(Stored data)

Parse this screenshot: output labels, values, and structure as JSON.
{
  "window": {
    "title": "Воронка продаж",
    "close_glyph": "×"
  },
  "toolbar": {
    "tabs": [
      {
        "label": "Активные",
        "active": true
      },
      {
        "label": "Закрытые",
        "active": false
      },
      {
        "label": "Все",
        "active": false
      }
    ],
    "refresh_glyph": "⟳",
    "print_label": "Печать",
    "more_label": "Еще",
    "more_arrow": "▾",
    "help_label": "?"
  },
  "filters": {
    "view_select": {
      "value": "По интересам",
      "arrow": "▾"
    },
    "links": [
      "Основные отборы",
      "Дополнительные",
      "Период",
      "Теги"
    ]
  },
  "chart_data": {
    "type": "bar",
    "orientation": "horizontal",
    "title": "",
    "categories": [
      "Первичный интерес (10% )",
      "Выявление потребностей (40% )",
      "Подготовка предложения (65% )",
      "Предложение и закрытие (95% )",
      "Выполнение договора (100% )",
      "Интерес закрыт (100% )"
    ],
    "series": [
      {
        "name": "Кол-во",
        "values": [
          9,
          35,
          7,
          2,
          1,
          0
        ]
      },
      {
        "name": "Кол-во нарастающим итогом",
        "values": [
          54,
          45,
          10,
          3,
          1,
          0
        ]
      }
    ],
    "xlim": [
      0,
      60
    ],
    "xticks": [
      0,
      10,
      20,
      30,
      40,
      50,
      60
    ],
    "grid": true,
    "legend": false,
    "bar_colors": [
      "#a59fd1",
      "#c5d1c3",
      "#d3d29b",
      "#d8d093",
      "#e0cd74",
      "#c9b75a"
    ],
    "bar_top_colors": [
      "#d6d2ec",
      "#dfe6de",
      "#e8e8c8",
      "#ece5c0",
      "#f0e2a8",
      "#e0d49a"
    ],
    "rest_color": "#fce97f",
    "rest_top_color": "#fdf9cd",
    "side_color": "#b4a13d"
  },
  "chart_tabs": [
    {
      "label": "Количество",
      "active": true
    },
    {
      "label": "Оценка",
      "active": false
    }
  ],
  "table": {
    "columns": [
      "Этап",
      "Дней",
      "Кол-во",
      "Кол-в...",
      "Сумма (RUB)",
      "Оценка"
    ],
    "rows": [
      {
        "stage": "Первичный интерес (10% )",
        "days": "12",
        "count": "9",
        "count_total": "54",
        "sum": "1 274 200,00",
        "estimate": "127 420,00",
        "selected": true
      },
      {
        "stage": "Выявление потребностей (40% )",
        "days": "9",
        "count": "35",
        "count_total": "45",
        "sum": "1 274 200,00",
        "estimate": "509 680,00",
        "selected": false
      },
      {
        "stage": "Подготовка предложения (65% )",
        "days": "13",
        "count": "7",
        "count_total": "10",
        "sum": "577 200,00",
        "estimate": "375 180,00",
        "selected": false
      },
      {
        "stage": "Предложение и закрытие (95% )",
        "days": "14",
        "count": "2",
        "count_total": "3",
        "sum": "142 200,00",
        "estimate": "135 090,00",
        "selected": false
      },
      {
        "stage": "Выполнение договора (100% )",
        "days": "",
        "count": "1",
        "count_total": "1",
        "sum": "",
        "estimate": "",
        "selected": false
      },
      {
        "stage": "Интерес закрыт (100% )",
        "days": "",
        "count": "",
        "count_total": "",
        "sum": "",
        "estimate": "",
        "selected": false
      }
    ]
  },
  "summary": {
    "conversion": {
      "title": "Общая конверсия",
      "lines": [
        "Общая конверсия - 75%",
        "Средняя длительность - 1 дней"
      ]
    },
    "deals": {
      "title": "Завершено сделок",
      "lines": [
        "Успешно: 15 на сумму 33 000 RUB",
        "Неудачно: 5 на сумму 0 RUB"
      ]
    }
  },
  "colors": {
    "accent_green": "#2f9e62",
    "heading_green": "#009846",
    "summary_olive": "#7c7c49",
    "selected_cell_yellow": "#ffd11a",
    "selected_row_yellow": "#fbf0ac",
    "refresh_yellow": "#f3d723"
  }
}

...

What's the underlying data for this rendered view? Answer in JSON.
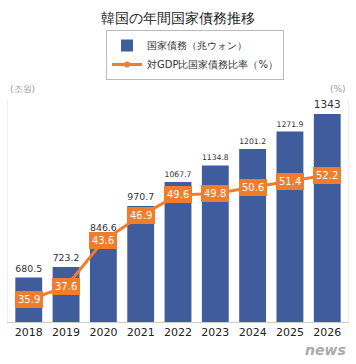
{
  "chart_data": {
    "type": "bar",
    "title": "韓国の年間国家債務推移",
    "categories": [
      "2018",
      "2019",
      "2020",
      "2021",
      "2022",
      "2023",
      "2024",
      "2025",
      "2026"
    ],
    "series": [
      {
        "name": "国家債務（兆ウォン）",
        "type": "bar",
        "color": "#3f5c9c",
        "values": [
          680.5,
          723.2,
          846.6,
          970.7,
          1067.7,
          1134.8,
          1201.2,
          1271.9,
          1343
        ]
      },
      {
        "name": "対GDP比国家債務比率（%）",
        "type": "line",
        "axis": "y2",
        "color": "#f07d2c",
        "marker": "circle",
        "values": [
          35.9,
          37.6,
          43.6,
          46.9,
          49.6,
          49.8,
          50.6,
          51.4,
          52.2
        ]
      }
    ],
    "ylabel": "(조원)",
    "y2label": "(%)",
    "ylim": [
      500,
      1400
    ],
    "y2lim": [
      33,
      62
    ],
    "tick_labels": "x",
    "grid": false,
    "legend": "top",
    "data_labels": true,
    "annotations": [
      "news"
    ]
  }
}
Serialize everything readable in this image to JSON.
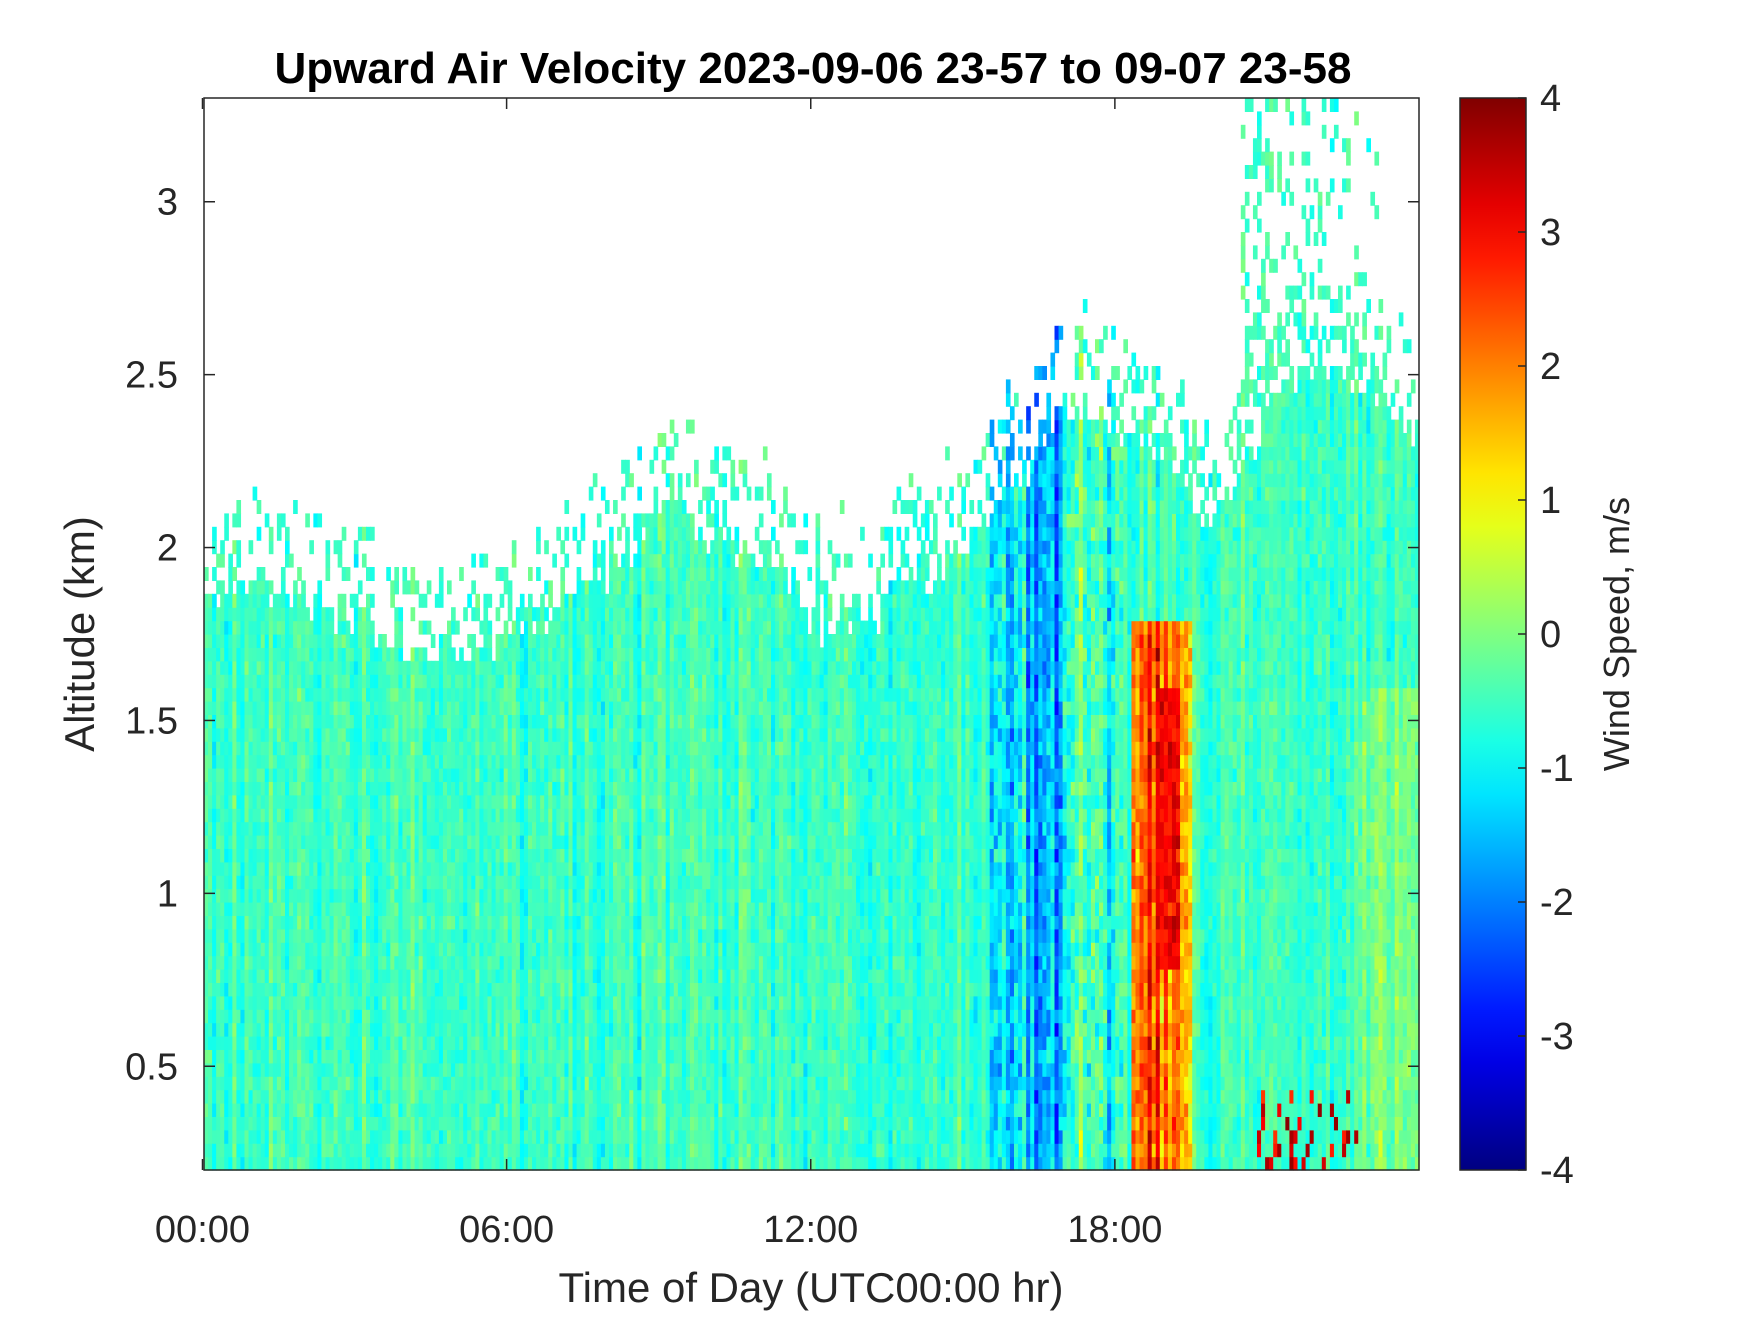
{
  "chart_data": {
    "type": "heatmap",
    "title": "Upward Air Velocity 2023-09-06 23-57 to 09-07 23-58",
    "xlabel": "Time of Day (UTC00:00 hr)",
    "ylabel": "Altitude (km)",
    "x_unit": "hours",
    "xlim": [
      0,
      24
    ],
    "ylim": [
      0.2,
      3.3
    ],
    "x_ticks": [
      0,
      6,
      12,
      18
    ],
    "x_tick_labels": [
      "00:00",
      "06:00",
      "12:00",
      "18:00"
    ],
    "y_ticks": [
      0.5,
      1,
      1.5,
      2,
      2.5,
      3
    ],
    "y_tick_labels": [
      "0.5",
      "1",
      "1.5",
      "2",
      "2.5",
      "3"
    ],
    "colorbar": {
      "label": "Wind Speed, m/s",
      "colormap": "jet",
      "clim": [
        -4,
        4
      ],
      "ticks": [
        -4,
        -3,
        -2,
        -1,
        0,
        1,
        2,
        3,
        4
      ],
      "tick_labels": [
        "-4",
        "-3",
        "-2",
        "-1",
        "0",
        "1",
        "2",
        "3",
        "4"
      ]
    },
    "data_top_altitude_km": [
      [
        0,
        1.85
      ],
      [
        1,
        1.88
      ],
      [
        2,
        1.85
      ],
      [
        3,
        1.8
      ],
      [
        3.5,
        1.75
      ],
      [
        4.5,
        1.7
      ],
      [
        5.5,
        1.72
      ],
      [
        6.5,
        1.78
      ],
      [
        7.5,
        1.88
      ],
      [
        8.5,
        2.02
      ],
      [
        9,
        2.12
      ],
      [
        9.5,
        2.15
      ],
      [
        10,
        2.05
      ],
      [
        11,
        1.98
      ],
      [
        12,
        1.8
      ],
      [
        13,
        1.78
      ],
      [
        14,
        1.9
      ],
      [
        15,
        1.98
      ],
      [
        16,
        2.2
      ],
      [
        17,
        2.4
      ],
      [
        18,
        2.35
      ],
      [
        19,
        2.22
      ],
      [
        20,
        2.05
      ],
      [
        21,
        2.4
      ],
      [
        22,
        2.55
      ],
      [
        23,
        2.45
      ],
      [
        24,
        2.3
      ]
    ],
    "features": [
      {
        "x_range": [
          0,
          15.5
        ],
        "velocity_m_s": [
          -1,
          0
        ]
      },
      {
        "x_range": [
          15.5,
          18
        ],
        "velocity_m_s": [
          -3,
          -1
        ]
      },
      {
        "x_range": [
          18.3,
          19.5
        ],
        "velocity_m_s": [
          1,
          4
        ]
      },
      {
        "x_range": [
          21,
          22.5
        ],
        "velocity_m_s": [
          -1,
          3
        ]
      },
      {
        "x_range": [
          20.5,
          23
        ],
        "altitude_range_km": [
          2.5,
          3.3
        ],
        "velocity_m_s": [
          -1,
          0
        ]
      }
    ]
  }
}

Problem details: In the records above, find the lines containing "Подготовка" and copy them.

Full solution:
      "Подготовка предложения (65% )",
        "stage": "Подготовка предложения (65% )",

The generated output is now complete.